#### [PROBLEM DETAILS]
Below are records; count the lines that contain "Autonomia" and give only the total.

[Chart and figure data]
• • • • •

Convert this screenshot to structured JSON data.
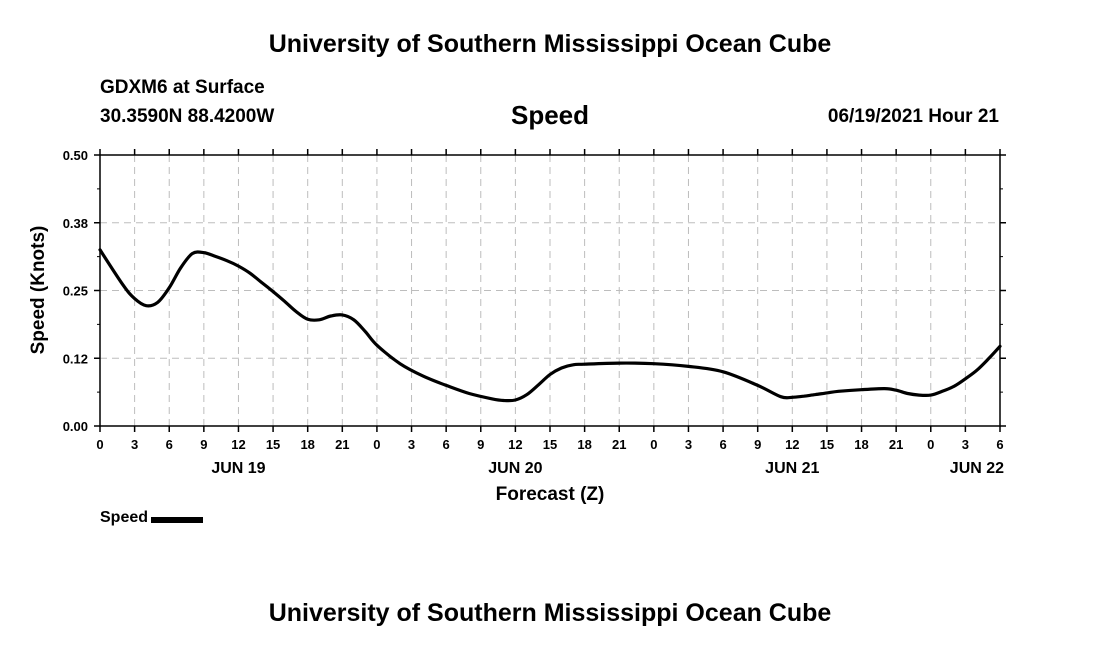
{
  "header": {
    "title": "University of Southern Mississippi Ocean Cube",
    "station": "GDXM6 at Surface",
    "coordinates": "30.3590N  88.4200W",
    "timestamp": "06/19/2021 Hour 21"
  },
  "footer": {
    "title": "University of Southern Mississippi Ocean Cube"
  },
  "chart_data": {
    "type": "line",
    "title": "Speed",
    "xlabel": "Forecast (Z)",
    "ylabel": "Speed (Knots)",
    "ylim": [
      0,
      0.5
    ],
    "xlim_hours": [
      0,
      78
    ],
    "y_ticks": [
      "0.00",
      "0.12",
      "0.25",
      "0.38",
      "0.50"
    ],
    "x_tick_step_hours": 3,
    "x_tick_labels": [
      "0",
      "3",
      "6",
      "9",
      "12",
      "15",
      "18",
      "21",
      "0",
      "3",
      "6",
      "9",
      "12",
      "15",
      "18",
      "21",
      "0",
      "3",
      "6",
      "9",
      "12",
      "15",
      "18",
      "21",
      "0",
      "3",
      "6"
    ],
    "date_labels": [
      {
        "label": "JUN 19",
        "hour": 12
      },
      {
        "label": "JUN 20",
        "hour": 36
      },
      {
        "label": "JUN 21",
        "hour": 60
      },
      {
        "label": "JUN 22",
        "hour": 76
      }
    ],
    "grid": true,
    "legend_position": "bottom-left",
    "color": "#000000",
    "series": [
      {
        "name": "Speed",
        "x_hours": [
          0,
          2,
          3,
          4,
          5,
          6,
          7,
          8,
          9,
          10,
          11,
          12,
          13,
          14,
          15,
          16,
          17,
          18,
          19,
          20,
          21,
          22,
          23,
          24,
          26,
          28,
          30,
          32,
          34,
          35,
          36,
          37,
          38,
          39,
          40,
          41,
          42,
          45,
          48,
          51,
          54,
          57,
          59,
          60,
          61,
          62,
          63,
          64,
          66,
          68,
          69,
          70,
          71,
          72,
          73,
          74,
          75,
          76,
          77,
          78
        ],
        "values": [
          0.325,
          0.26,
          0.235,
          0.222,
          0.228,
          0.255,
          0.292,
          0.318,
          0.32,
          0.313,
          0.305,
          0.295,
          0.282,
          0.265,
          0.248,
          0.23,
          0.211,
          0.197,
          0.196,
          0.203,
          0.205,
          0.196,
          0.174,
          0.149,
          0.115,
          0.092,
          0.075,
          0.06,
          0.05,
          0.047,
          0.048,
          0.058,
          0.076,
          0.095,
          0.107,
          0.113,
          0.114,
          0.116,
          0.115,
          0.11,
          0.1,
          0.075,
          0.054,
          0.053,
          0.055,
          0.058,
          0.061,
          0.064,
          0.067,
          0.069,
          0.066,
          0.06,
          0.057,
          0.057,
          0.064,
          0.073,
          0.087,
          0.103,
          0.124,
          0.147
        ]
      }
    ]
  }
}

• • • • •

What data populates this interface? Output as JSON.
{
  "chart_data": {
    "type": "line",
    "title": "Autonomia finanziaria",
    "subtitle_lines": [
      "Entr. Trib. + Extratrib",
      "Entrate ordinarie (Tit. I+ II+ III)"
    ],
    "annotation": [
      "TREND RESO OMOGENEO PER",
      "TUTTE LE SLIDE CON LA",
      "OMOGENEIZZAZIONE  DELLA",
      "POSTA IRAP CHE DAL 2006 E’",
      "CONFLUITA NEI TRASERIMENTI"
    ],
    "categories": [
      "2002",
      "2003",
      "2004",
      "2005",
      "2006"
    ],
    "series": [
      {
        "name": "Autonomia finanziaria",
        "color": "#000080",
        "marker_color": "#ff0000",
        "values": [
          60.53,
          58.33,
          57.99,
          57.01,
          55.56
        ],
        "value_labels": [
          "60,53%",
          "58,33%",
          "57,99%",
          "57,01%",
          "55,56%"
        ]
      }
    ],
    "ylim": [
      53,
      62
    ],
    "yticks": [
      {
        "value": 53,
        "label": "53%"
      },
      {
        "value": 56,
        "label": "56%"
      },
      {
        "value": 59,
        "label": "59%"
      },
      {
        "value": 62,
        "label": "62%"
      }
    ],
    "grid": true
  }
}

• • • • •

#### [FULL OUTPUT]
2